What to do:
Give back the records below exactly, every one, with no pictures.

Records for this exercise:
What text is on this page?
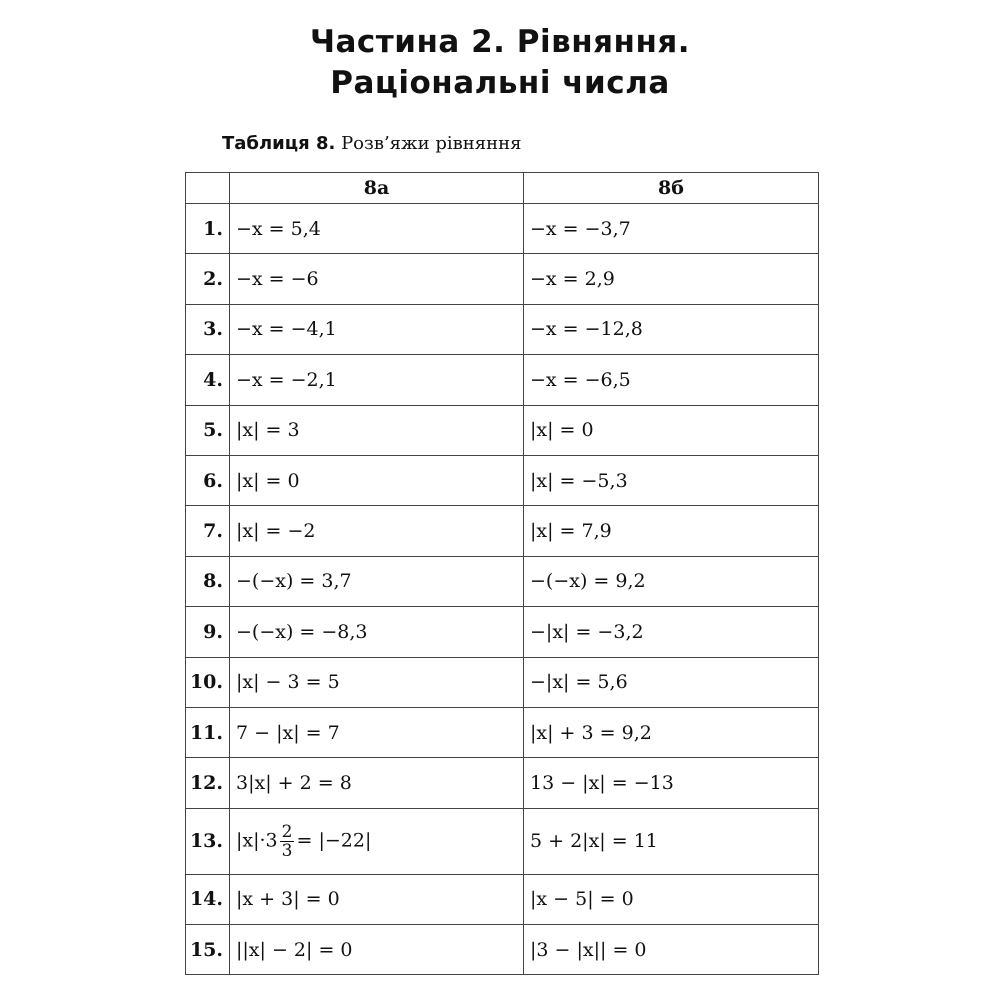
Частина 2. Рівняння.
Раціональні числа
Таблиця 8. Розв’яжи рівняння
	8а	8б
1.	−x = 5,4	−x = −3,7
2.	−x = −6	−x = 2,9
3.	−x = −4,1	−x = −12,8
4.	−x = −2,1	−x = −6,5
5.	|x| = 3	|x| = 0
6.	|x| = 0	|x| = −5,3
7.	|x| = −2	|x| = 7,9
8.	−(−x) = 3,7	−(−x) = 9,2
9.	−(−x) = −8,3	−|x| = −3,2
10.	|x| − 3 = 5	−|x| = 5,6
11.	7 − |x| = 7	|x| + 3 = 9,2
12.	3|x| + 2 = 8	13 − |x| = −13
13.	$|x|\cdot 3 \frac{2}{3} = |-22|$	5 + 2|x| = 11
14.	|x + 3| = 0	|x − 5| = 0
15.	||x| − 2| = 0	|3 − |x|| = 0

The response:
What text is on this page?
Частина 2. Рівняння.
Раціональні числа
Таблиця 8. Розв’яжи рівняння
	8а	8б
1.	−x = 5,4	−x = −3,7
2.	−x = −6	−x = 2,9
3.	−x = −4,1	−x = −12,8
4.	−x = −2,1	−x = −6,5
5.	|x| = 3	|x| = 0
6.	|x| = 0	|x| = −5,3
7.	|x| = −2	|x| = 7,9
8.	−(−x) = 3,7	−(−x) = 9,2
9.	−(−x) = −8,3	−|x| = −3,2
10.	|x| − 3 = 5	−|x| = 5,6
11.	7 − |x| = 7	|x| + 3 = 9,2
12.	3|x| + 2 = 8	13 − |x| = −13
13.	$|x|\cdot 3 \frac{2}{3} = |-22|$	5 + 2|x| = 11
14.	|x + 3| = 0	|x − 5| = 0
15.	||x| − 2| = 0	|3 − |x|| = 0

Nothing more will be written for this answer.